#### Job 1
Do the following statements agree with the supercritical processing excerpt? Answer yes or no for each, and quote the words of the excerpt that decide it. (a) In one embodiment, no process chemistry is injected during the second time 202. (b) In the embodiment with a third BPSG material, the process chemistry for the first portion includes gamma-butyrolactone (BLO). (c) The processing chamber 108 may run at any pressure during the second time 202 as long as supercritical conditions are maintained.
#### Job 2
What comes next in the supercritical processing excerpt? Write a continuation that picks up right after its final sentence.

#### Text provided
§

The process chemistry can include an etching agent, or a cleaning agent, or a combination thereof that is injected into the supercritical fluid. One or more injections of process chemistries can be performed during time 202 to generate a supercritical processing solution with the desired concentrations of chemicals. The process chemistry, in accordance with the embodiments of the invention, can also include one more or more carrier solvents.
During the second time 202, the supercritical processing solution can also be re-circulated over the substrate and through the processing chamber 108 using the recirculation system 120, such as described above. In one embodiment, process chemistry is not injected during the second time 202. Alternatively, process chemistry may be injected into the processing chamber 108 before the second time 202 or after the second time 202.
In one embodiment, the process chemistry used during one or more steps in the first portion of an etching/cleaning process with a first BPSG material can include gamma-butyrolactone (BLO) and aqueous HF, and the process chemistry used during one or more steps in the second portion of an etching/cleaning process with BPSG material can include oxalic acid and isopropyl alcohol (IPA). Solvents, such as BLO, can be used when photoresist is present on the BPSG material.
In another embodiment, the process chemistry used during one or more steps in the first portion of an etching/cleaning process with a second BPSG material can include gamma-butyrolactone (BLO), and the process chemistry used during one or more steps in the second portion of an etching/cleaning process with BPSG material can include IPA and aqueous HF.
In an additional embodiment, the process chemistry used during one or more steps in the first portion of an etching/cleaning process with a third BPSG material can include IPA and aqueous HF, and the process chemistry used during one or more steps in the second portion of an etching/cleaning process with BPSG material can include oxalic acid and IPA.
The processing chamber 108 can operate at a pressure above 2,200 psi during the second time 202. For example, the pressure can range from approximately 2,500 psi to approximately 3,500 psi, but can be any value so long as the operating pressure is sufficient to maintain supercritical conditions. The supercritical conditions within the processing chamber 108 and the other elements in the recirculation loop 115 (
In one embodiment, during the second time 202, the pressure can be substantially constant. Alternately, the pressure may have different values during different portions of the second time 202.
In one embodiment, the process chemistry used during one or more steps in the first portion of an etching/cleaning process with a BPSG material can be injected at a pressure above approximately 2200 psi and circulated at a pressure above approximately 2700 psi. In addition, the process chemistry used during one or more steps in the second portion of an etching/cleaning process with a BPSG material can be injected at a pressure above approximately 2200 psi and circulated at a pressure above approximately 2700 psi. In an alternate embodiment, the process chemistry used during one or more steps in the etching/cleaning process with a BPSG material can be injected at a pressure above approximately 2500 psi and circulated at a pressure above approximately 2500 psi.

§

#### Dataset excerpts
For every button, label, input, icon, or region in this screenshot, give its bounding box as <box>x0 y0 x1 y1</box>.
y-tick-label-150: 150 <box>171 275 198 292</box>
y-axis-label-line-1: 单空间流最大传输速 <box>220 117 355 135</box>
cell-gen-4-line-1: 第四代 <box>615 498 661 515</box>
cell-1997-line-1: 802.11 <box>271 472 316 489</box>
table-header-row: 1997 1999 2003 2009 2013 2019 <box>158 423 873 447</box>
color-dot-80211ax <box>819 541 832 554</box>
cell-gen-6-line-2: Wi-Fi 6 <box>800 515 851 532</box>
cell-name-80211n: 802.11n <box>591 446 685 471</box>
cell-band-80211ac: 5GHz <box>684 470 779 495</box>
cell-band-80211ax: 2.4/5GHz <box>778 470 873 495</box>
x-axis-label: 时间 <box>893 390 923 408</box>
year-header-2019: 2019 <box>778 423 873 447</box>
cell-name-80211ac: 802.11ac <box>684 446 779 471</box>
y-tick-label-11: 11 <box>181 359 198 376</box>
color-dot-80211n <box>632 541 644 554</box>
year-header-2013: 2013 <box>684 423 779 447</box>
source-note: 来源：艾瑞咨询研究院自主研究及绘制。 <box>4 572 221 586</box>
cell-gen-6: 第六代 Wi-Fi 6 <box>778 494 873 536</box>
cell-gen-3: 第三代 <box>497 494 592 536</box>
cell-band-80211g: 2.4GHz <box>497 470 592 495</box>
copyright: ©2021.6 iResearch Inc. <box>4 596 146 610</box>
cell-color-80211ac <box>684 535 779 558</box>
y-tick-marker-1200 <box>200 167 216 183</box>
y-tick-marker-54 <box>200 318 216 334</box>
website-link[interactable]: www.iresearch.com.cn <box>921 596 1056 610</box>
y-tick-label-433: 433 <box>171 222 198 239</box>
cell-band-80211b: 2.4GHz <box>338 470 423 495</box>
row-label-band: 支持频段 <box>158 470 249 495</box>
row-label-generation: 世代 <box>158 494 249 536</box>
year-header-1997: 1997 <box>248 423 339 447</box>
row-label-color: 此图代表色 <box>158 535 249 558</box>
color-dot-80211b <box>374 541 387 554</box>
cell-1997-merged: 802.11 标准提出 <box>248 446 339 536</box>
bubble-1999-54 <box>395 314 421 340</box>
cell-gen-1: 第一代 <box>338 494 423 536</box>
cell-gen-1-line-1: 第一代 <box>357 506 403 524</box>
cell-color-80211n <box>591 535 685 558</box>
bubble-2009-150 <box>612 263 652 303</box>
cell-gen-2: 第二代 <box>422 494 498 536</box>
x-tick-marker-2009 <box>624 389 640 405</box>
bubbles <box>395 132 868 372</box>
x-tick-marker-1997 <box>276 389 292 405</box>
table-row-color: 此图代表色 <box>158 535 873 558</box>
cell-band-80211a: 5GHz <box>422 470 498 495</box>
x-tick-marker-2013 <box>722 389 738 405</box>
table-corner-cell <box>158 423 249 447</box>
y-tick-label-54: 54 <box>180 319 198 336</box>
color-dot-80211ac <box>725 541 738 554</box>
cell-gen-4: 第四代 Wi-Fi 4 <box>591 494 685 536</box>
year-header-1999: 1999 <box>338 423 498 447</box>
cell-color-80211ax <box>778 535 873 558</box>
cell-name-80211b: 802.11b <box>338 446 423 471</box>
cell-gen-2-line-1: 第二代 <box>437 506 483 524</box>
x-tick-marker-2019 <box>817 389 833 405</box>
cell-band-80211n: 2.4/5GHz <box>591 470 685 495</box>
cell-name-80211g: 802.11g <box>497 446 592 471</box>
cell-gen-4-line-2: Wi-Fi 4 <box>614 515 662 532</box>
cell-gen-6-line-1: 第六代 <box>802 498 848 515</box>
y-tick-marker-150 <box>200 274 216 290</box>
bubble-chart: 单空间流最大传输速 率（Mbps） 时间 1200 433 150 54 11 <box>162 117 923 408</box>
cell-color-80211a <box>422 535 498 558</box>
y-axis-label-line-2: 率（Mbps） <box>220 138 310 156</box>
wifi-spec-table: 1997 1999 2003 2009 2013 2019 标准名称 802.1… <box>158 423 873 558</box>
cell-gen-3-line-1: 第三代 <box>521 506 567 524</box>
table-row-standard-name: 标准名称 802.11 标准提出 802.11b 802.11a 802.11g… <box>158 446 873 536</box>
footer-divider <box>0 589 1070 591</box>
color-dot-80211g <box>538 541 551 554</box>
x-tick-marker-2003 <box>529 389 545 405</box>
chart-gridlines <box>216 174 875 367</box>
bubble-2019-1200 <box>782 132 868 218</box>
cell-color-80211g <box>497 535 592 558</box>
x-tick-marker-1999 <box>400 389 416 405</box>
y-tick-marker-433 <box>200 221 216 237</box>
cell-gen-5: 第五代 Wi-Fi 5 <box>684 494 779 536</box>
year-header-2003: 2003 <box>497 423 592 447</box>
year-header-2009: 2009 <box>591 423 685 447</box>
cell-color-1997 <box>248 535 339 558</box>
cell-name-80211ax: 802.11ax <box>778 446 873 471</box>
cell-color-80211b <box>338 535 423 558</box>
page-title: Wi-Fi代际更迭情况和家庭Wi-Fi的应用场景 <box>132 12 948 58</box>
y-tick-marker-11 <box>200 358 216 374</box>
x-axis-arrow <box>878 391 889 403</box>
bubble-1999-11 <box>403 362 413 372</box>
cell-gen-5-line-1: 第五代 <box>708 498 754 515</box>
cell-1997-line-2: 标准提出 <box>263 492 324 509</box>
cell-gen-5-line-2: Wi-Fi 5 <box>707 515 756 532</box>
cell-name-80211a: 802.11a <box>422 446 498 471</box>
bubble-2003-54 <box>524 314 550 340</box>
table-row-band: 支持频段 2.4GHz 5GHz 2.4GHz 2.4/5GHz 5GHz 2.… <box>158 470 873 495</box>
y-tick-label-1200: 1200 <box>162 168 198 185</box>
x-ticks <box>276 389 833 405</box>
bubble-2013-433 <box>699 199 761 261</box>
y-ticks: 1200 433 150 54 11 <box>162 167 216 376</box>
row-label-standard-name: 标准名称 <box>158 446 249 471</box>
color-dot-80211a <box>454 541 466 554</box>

§

#### Output 1
(a) Yes: "In one embodiment, process chemistry is not injected during the second time 202."
(b) No: "the process chemistry used during one or more steps in the first portion of an etching/cleaning process with a third BPSG material can include IPA and aqueous HF"
(c) Yes: "but can be any value so long as the operating pressure is sufficient to maintain supercritical conditions"

#### Output 2
During a third time 203, a push-through process can be performed. In an alternate embodiment, a push-through process may not be required after each cleaning step. During the third time 203, a new quantity of supercritical carbon dioxide can be fed into the processing chamber 108 and the other elements in the recirculation loop 115 from the high-pressure fluid supply system 140, and the supercritical etching/cleaning solution along with process residue suspended or dissolved therein can be displaced from the processing chamber 108 and the other elements in the recirculation loop 115 through the exhaust control system 150. In an alternate embodiment, supercritical carbon dioxide can be fed into the recirculation system 120 from the high-pressure fluid supply system 140, and the supercritical etching/cleaning solution along with process residue suspended or dissolved therein can also be displaced from the processing chamber 108 and the other elements in the recirculation loop 115 through the exhaust control system 150.
In one embodiment, at least three decompression cycles can be used after an etching/cleaning process used with a BPSG material. In an alternate embodiment, one or more decompression cycles may be used after an etching/cleaning process used with a BPSG material.
In the illustrated embodiment shown in
During a fourth time 204, a decompression process can be performed. In an alternate embodiment, a decompression process is not required. During the fourth time 204, the processing chamber 108 can be cycled through one or more decompression cycles and one or more compression cycles. The pressure can be cycled between a first pressure and a second pressure one or more times. In alternate embodiments, the first pressure and a second pressure can vary. For example, this can be accomplished by lowering the pressure to below approximately 2,500 psi and raising the pressure to above approximately 2,500 psi. In one embodiment, the pressure can be lowered by venting through the exhaust control system 150. The pressure can be increased by adding high-pressure carbon dioxide. In an alternate embodiment, during a portion of the fourth time 204, one or more additional pressures may be established.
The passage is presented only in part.